Dataset entries
((

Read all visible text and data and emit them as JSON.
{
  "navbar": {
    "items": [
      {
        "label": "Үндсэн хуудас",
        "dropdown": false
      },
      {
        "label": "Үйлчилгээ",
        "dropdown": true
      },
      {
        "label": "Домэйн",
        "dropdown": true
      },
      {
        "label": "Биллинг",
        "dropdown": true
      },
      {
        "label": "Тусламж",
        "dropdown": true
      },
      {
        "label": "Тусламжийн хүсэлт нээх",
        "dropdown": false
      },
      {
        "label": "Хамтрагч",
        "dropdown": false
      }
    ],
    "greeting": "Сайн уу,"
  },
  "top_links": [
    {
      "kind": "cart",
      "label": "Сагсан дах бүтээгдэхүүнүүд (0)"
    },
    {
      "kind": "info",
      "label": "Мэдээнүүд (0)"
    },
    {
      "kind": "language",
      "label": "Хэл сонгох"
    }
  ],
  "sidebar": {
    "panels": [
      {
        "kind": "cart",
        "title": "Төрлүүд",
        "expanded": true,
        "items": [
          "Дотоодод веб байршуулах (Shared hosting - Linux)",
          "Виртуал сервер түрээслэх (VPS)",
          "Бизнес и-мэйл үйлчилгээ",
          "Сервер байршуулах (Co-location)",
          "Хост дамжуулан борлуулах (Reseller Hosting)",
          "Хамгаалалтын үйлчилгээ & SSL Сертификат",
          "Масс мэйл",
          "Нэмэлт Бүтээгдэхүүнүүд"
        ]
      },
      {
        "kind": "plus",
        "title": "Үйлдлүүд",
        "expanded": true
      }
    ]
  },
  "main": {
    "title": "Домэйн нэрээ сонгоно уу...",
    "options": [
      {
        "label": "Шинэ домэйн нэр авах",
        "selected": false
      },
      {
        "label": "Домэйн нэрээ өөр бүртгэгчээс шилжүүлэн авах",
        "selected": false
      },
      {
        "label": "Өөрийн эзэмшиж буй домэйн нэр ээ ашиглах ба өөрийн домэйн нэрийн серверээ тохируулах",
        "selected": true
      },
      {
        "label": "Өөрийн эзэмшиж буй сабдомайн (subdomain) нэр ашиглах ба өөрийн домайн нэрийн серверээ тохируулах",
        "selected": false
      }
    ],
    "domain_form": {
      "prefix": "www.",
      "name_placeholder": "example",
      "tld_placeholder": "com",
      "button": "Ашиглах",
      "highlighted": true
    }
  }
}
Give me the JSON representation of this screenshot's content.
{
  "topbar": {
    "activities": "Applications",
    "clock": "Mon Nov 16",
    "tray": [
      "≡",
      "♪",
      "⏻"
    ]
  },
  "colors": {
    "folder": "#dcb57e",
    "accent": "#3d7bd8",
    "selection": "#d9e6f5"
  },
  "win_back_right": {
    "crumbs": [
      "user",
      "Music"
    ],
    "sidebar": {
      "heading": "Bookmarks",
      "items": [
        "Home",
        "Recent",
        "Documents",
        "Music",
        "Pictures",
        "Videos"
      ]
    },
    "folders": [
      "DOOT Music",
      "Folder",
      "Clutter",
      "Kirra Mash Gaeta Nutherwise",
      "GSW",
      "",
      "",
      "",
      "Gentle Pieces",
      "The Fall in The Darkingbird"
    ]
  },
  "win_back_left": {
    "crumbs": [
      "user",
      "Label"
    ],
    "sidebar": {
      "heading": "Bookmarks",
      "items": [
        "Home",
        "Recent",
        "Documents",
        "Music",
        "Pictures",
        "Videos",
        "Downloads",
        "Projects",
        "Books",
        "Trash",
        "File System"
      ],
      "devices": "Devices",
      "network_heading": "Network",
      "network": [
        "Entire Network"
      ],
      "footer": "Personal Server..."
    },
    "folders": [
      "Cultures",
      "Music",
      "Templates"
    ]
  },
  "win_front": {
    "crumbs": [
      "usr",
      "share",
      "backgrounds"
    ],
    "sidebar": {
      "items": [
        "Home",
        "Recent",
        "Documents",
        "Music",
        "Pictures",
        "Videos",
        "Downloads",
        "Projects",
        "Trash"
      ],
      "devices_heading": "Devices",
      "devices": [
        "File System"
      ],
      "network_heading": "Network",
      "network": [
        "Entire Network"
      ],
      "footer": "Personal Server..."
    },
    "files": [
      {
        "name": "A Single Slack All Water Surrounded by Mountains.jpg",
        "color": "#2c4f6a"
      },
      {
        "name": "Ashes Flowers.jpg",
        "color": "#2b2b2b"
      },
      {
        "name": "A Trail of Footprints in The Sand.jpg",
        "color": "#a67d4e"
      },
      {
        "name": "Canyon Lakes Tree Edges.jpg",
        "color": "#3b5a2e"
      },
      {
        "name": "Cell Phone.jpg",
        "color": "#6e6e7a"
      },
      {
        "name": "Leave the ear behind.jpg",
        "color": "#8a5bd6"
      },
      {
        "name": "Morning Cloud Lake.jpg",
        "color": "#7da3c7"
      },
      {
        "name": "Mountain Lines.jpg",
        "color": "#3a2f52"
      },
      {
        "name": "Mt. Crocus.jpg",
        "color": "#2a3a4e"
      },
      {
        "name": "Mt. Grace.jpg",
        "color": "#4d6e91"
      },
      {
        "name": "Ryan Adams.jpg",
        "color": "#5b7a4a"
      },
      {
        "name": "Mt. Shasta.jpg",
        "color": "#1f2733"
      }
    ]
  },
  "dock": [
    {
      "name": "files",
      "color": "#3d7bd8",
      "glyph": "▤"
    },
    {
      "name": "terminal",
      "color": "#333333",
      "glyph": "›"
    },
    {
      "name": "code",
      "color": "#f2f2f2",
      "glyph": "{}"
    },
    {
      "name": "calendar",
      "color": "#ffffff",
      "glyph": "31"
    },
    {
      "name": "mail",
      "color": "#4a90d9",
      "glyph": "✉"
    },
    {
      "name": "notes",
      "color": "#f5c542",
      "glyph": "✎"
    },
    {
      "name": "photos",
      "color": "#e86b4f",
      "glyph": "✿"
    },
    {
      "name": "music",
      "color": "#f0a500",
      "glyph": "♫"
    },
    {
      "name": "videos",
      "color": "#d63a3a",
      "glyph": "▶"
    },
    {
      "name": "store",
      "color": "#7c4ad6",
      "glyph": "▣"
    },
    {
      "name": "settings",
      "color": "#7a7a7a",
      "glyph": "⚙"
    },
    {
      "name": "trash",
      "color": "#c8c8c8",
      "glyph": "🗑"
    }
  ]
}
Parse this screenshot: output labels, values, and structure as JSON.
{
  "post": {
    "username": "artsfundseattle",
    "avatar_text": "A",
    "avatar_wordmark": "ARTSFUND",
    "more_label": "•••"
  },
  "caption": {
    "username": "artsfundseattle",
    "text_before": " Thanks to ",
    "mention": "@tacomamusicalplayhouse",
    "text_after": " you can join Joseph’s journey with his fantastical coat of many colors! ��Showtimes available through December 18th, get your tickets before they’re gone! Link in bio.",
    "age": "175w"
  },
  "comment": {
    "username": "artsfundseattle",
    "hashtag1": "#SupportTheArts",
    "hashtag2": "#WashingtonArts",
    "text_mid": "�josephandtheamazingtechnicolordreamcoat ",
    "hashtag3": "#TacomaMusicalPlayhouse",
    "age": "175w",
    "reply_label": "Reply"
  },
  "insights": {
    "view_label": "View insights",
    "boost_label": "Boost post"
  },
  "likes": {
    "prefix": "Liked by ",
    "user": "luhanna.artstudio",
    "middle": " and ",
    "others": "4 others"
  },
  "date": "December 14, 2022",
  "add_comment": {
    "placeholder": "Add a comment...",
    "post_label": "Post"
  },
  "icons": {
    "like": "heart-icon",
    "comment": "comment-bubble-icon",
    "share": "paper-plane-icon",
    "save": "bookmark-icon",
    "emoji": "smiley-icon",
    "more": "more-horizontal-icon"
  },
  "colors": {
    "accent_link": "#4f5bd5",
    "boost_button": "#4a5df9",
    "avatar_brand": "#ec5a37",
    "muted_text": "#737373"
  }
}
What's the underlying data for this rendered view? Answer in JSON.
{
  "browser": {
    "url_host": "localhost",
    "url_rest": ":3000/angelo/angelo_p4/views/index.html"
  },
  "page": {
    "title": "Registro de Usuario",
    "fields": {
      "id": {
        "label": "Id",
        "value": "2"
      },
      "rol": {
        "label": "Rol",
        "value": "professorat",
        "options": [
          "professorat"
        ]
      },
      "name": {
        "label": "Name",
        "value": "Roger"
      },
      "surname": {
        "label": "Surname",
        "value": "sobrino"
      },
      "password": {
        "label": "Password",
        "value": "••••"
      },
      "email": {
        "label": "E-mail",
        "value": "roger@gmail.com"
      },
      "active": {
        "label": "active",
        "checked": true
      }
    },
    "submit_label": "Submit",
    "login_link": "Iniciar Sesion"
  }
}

))

Repeat, without change, each line of the data above from the one that contains "What's the underlying" through the final line, counting both.

What's the underlying data for this rendered view? Answer in JSON.
{
  "browser": {
    "url_host": "localhost",
    "url_rest": ":3000/angelo/angelo_p4/views/index.html"
  },
  "page": {
    "title": "Registro de Usuario",
    "fields": {
      "id": {
        "label": "Id",
        "value": "2"
      },
      "rol": {
        "label": "Rol",
        "value": "professorat",
        "options": [
          "professorat"
        ]
      },
      "name": {
        "label": "Name",
        "value": "Roger"
      },
      "surname": {
        "label": "Surname",
        "value": "sobrino"
      },
      "password": {
        "label": "Password",
        "value": "••••"
      },
      "email": {
        "label": "E-mail",
        "value": "roger@gmail.com"
      },
      "active": {
        "label": "active",
        "checked": true
      }
    },
    "submit_label": "Submit",
    "login_link": "Iniciar Sesion"
  }
}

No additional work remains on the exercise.